Skift launched the latest edition of our magazine at Skift Global Forum in September. This article is an excerpt from our look into the current state of the traveler and consumer mindset through the lens of the pervasive state of anxiety felt worldwide.
Download the full version of Skift’s Travel in an Age of Permanxiety magazine here.
It’s 12:37 a.m. on the taxiway at San Francisco International and I’m rage-tapping my phone, trying to figure out just HOW there can be airport traffic in the middle of the night. Anxiety-refreshing my Twitter feed, I discover passengers on adjacent planes doing the same and venting to @flysfo’s black hole of an account. Every two minutes there’s another update, perhaps one more piece to the puzzle of why we’re stuck.
The widespread use of social media made it magnitudes easier for customers to speak directly to brands and the airline industry over the last few years. It’s now possible to get customer support directly through Twitter, book flights using chatbots on Facebook and provide feedback on broken-down subway trains instantly and directly to New York’s MTA.
Along with the benefits though, it has also dragged out bitter side effects — including anxieties that come along with information over-saturation and infinite online reach.
In no place is this anxiety better shown than when a flight is canceled or delayed. Back when media were slower, passengers only had their companions and neighbors with whom to commiserate. Now, that same 45-minute weather delay can turn even the most friendly and apolitical person with 28 followers into a crusading zealot, threatening to turn his audience against the airlines.
In San Francisco, on the taxiway, I watch stranded travelers lob complaints out into the Twitter ether like ants swimming upstream in the Colorado River. “Stuck on the tarmac at @flySFO for a full hour after landing. Come on, @united! It’s after midnight now, this is absurd #LetUsOffThisPlane” said one @andiatkin, apparently unaware that air traffic control was actually causing the delay.
@MiriamBWilliams chipped in from her marooned flight, adding “@flySFO @VirginAmerica #VX29 on tarmac for >30 mins with no gate?!?! My 5 month-old deserves better.”
“Anger and anxiety in social media have noticeably picked up over the last few years and appear to have really blown up with the new administration,” says Andrew Hickey, a digital marketing consultant in the travel industry. “Incidents like the United fiasco in April really have made people openly target specific airlines now in contrast to the general discourse seen in years past.”
One of the biggest turning points in the global conversation, as Hickey points out, happened earlier this year on a United Airlines flight out of Chicago O’Hare. Thanks to an overbooking situation, United was forced to remove a passenger from the aircraft — and when that customer resisted, he was dragged off kicking and screaming. The whole incident was captured on video via smartphone; when the content went viral, angry customers descended on social media like it was the French Revolution.

* **INSTRUCTIONS FOR THE TASK**
Write out the passage of the travel anxiety excerpt from "Along with the" up to and including "infinite online reach.", word for word.

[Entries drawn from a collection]

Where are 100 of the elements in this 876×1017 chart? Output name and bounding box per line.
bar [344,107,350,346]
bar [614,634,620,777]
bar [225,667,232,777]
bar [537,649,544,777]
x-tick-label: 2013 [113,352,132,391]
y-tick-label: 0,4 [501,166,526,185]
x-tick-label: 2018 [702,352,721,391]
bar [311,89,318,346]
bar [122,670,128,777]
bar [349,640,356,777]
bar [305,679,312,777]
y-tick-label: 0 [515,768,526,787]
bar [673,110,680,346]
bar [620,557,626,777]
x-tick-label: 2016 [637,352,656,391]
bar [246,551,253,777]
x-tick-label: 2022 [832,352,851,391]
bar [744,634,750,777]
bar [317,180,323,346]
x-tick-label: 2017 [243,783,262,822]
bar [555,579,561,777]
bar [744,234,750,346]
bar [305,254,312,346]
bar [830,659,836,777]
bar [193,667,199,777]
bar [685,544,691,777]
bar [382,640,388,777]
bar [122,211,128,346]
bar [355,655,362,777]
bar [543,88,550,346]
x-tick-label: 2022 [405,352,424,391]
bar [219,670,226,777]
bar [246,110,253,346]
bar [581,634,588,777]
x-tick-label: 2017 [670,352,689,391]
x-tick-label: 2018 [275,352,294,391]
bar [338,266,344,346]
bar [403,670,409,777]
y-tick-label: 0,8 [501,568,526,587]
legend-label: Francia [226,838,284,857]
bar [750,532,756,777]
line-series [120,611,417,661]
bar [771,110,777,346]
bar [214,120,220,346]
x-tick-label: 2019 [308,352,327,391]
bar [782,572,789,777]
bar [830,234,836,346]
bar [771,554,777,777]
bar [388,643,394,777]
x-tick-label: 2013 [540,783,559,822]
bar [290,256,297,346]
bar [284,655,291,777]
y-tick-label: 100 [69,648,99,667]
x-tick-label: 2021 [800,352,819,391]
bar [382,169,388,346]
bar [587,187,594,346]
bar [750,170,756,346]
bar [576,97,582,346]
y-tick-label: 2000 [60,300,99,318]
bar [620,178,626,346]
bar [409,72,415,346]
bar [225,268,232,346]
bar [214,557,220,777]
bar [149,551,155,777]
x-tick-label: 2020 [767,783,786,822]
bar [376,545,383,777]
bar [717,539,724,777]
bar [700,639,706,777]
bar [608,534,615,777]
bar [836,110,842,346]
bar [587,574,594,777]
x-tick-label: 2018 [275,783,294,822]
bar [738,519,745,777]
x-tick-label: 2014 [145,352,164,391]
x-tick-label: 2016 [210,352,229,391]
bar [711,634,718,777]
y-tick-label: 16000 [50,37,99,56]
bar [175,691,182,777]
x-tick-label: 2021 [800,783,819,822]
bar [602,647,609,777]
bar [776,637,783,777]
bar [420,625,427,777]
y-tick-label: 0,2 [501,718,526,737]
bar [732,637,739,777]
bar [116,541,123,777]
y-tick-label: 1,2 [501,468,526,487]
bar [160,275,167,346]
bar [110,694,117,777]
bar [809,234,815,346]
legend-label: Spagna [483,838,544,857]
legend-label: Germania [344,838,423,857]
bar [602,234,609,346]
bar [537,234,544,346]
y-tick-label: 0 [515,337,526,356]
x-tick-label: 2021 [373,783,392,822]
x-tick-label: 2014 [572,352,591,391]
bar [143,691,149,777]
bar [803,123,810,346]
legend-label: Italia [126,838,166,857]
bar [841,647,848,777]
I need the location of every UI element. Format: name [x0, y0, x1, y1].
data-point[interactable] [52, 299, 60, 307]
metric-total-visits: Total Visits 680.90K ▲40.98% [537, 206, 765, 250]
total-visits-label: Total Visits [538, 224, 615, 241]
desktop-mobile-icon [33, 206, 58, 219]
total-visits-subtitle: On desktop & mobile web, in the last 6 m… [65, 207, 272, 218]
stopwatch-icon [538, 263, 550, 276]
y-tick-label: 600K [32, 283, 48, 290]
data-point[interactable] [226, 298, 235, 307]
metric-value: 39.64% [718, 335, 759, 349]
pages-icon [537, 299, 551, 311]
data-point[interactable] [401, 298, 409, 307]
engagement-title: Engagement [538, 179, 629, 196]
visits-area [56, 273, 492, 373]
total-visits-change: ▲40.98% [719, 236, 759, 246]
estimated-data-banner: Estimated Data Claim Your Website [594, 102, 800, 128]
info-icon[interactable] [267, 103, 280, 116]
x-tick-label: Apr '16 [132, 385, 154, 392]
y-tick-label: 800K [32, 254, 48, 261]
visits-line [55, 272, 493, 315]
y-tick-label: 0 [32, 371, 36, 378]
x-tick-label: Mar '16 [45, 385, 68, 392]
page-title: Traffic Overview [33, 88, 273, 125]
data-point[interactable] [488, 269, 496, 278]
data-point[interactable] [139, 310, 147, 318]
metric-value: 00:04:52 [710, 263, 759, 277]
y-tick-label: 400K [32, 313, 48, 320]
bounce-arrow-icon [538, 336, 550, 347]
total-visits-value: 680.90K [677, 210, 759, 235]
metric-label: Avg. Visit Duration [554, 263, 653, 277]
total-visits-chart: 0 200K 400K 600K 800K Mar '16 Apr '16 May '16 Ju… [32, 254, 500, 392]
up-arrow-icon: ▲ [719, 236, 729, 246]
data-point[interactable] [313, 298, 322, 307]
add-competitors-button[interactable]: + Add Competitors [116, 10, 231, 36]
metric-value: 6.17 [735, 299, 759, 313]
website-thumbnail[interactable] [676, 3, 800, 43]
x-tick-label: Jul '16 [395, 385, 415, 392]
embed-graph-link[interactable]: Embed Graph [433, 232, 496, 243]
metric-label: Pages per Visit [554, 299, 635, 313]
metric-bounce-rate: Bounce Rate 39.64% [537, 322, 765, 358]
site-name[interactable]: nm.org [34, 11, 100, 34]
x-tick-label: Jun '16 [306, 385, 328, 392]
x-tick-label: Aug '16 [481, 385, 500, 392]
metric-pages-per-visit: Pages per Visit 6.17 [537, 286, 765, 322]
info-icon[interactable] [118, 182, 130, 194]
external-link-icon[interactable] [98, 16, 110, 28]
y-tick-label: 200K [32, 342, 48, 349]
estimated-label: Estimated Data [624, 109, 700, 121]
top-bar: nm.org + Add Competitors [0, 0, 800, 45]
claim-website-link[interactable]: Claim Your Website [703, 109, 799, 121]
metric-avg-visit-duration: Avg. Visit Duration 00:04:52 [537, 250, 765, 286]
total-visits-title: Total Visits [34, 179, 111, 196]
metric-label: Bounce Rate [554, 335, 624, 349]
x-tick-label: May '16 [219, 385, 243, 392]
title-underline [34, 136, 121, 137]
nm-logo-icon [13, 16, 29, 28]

* **ANSWER TO THE PROBLEM**
Along with the benefits though, it has also dragged out bitter side effects — including anxieties that come along with information over-saturation and infinite online reach.